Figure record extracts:
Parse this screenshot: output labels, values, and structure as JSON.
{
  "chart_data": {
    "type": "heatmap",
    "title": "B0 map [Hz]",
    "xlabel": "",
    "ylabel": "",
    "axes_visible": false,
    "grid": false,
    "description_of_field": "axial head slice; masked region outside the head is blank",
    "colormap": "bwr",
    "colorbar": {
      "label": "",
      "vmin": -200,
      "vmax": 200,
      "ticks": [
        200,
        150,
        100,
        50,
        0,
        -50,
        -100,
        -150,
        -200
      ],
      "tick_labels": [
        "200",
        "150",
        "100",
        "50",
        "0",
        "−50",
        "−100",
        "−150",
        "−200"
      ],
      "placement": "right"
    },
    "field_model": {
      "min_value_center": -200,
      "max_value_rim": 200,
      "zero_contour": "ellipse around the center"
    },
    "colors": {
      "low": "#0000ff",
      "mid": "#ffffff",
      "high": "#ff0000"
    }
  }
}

---

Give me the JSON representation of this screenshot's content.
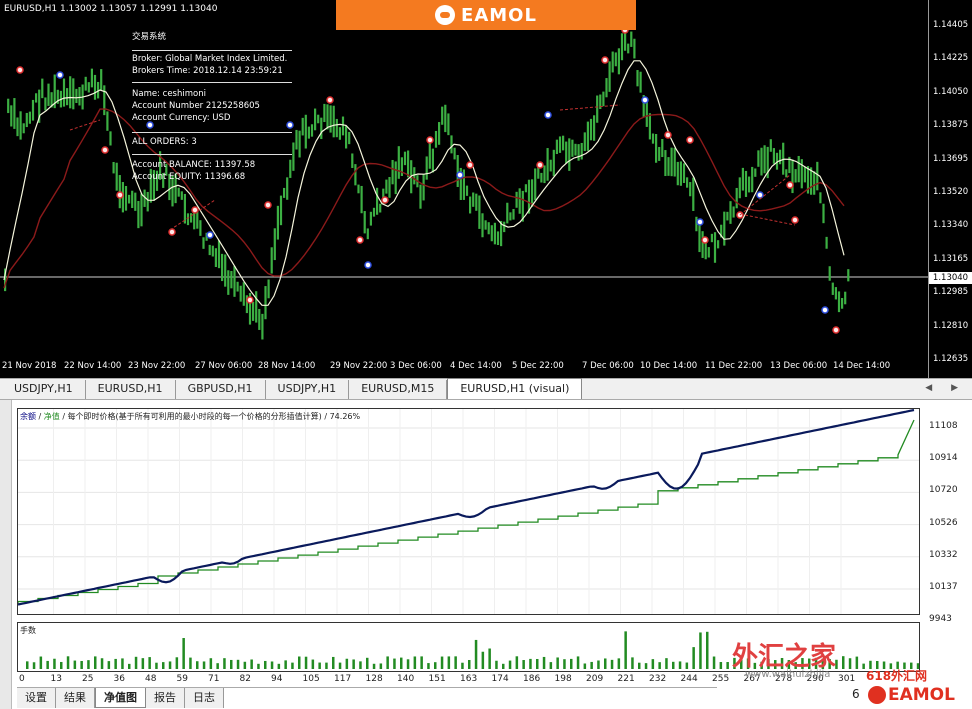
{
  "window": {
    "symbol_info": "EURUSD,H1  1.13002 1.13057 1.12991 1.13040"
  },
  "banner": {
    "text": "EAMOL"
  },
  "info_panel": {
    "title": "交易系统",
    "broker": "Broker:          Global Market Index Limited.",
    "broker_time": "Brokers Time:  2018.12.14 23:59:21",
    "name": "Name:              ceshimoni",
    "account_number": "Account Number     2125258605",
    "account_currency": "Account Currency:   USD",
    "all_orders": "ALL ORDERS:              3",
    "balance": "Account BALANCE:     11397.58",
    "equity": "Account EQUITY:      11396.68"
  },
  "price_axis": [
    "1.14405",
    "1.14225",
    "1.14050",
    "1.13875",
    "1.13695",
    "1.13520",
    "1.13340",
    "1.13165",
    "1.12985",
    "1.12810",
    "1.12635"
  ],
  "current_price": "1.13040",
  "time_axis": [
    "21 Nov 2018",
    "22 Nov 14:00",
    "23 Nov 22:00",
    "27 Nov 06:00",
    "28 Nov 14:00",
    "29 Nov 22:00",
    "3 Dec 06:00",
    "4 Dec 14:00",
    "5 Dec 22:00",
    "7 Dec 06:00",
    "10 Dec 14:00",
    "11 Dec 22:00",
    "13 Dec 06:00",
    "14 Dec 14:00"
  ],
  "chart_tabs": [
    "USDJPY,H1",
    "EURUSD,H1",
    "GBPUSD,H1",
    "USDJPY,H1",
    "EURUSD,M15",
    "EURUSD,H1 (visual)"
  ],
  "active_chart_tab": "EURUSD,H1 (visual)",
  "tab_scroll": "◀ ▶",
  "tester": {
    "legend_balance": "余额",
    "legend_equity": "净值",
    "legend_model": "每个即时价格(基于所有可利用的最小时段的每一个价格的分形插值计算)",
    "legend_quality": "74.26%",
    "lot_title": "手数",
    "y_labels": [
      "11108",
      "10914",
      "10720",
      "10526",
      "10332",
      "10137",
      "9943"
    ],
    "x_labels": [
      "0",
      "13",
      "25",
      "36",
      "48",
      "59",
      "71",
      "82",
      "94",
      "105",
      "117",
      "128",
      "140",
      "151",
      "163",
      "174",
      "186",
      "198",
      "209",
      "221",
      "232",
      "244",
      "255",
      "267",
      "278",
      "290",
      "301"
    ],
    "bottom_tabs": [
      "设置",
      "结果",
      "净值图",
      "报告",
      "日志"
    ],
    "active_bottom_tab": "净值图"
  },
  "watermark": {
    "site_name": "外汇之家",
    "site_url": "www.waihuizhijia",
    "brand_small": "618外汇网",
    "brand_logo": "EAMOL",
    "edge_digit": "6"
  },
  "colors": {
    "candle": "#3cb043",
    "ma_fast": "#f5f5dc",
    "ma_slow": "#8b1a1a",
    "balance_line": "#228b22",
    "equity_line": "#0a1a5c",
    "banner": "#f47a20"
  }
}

→ **TASK TO COMPLETE**: Return every line in the listing that contains the word "Account".

→ **ANSWER TO THE TASK**:
    "account_number": "Account Number     2125258605",
    "account_currency": "Account Currency:   USD",
    "balance": "Account BALANCE:     11397.58",
    "equity": "Account EQUITY:      11396.68"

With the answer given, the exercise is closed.